**Provided entries**
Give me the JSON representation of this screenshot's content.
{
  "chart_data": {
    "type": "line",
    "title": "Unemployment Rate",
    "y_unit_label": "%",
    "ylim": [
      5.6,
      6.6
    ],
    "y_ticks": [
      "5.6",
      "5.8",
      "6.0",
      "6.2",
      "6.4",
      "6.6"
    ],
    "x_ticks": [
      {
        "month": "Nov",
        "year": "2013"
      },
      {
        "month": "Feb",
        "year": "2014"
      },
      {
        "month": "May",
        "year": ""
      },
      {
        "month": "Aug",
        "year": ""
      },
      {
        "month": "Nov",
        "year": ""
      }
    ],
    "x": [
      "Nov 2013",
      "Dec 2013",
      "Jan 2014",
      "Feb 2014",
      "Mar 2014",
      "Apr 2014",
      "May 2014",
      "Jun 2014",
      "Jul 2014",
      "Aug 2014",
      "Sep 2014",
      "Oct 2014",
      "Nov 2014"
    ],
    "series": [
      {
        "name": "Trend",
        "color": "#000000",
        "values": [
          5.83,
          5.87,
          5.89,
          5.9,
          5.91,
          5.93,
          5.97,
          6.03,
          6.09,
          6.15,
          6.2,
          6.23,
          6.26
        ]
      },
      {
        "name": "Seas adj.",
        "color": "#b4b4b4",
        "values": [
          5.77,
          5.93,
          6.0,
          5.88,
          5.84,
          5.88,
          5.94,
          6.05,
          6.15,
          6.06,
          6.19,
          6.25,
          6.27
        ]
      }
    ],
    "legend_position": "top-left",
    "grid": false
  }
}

**The request**
Copy out each line of the records where the string "month" appears.

**Answer below**
        "month": "Nov",
        "month": "Feb",
        "month": "May",
        "month": "Aug",
        "month": "Nov",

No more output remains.